Dataset rows:
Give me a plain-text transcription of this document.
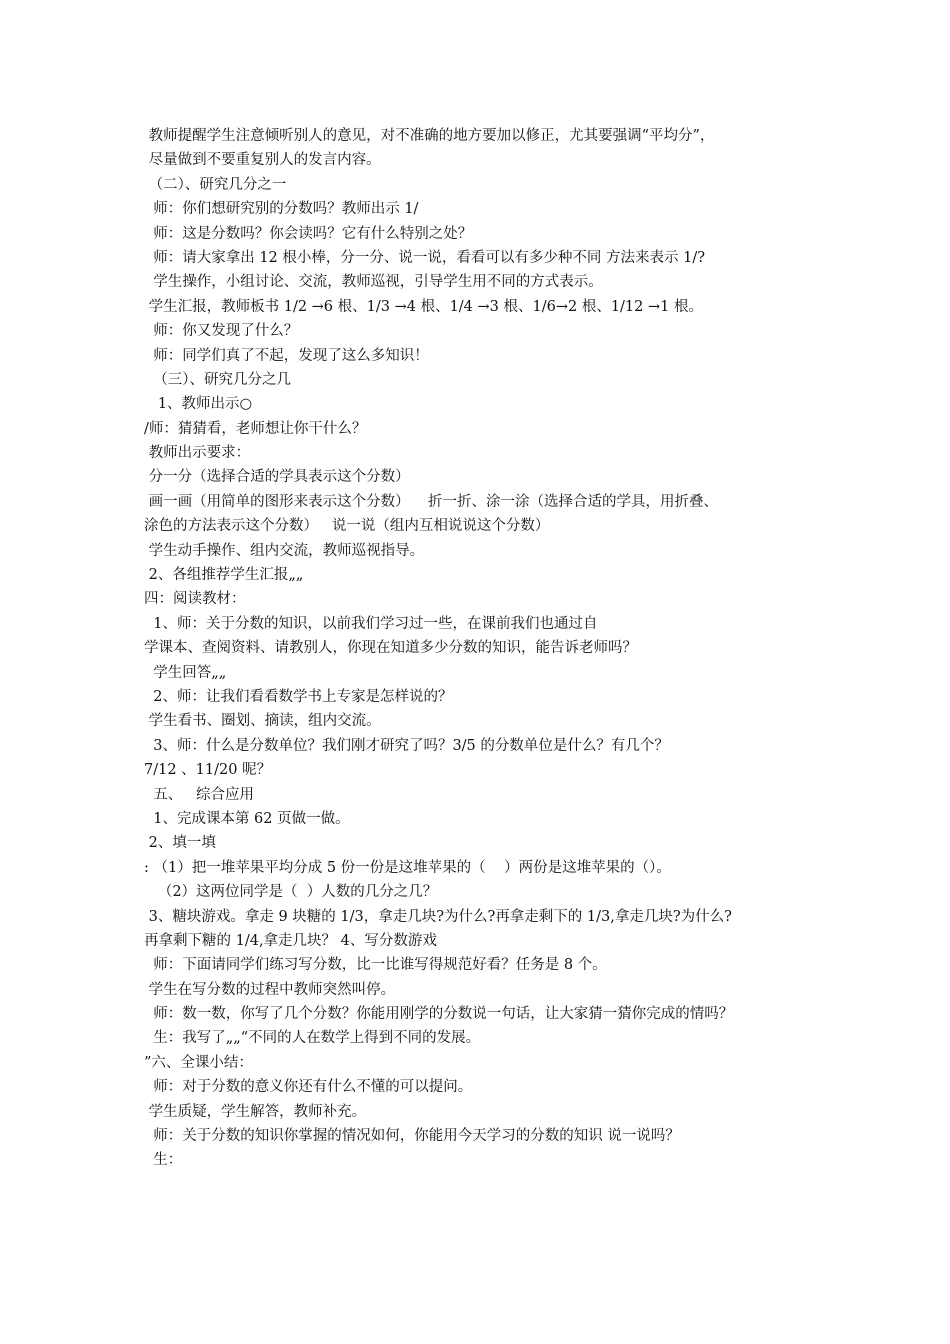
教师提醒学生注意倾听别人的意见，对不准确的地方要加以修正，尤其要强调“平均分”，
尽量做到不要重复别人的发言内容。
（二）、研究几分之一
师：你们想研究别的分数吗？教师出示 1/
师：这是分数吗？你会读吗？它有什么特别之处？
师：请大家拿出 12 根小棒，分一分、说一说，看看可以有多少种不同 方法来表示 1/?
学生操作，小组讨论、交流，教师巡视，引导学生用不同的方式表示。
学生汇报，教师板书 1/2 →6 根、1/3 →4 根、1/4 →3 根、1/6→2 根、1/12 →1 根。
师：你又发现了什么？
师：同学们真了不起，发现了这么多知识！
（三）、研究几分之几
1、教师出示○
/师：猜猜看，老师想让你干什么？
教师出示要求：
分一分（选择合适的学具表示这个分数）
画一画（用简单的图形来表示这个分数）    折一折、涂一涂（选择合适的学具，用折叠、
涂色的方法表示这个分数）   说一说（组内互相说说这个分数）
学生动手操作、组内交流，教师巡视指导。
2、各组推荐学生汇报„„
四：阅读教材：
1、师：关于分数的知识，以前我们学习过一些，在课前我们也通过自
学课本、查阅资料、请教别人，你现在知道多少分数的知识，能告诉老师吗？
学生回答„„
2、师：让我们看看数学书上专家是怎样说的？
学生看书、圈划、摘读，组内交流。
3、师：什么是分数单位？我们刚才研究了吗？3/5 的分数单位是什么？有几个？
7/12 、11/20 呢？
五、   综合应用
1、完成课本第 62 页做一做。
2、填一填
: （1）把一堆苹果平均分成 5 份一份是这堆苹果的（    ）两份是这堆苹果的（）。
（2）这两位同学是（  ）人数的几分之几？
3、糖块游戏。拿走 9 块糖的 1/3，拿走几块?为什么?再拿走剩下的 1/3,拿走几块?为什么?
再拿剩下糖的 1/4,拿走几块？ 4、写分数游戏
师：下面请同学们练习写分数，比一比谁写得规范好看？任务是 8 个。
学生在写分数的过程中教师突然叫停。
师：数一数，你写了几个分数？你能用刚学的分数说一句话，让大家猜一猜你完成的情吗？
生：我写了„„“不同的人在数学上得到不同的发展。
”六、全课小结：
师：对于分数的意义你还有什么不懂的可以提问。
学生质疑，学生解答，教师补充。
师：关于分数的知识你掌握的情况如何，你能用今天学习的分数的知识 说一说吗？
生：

...

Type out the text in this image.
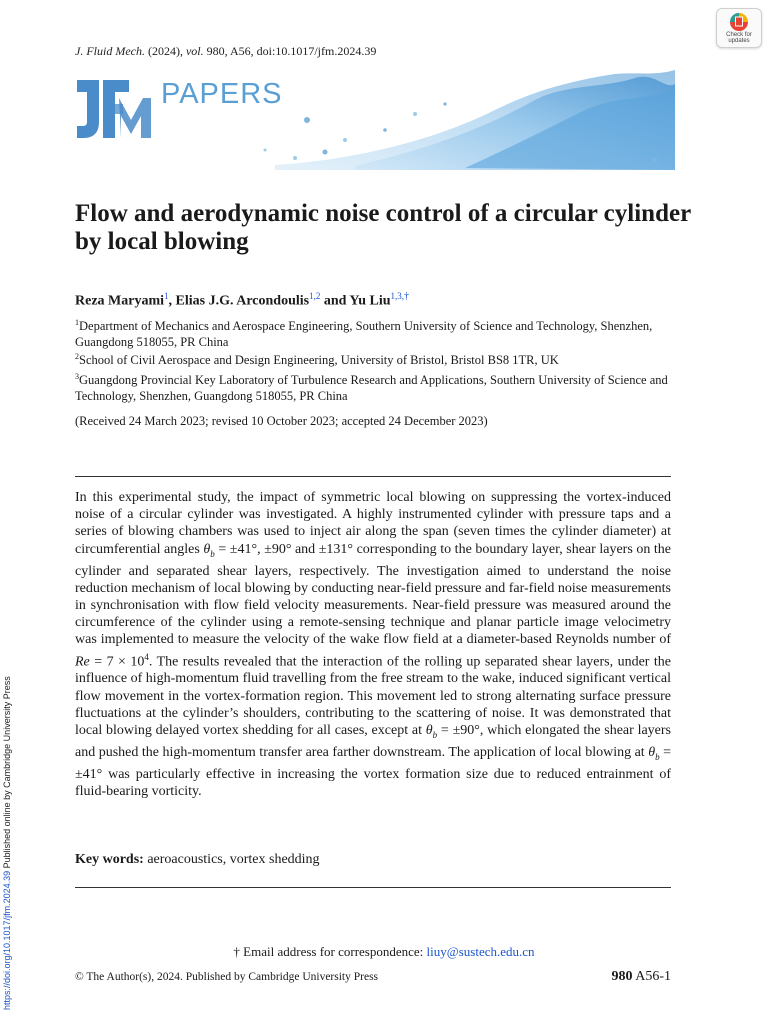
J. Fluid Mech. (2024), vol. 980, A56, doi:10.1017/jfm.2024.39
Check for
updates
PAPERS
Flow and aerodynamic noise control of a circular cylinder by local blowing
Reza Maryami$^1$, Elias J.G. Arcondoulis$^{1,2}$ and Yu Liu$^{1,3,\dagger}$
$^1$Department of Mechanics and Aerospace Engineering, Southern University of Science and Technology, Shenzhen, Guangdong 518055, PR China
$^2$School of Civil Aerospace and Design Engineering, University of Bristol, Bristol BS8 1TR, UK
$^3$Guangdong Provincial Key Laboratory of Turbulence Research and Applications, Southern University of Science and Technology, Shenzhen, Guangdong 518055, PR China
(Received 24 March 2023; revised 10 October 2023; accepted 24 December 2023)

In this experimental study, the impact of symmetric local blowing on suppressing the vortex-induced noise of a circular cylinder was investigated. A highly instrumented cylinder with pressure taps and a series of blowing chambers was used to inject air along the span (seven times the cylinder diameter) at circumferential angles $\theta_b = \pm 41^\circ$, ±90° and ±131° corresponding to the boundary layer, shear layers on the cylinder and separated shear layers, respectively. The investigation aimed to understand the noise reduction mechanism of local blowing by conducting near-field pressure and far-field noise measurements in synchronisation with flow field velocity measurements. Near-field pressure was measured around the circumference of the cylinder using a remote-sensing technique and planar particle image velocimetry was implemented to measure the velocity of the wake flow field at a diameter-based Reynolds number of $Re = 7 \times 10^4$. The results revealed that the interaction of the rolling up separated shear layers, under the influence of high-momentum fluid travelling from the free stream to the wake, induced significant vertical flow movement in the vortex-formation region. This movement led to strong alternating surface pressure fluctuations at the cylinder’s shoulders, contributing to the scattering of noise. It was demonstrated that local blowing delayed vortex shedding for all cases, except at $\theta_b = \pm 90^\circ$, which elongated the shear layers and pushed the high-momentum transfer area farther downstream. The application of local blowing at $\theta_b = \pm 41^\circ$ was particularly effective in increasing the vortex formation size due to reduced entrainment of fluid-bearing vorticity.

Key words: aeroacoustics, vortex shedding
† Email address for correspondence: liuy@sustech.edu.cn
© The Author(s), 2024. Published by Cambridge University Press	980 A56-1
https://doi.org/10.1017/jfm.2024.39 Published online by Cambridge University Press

▸ **INSTRUCTIONS FOR THE TASK**
In the entries above, find every line with the word "Science" and list it.

▸ **ANSWER TO THE TASK**
$^1$Department of Mechanics and Aerospace Engineering, Southern University of Science and Technology, Shenzhen, Guangdong 518055, PR China
$^3$Guangdong Provincial Key Laboratory of Turbulence Research and Applications, Southern University of Science and Technology, Shenzhen, Guangdong 518055, PR China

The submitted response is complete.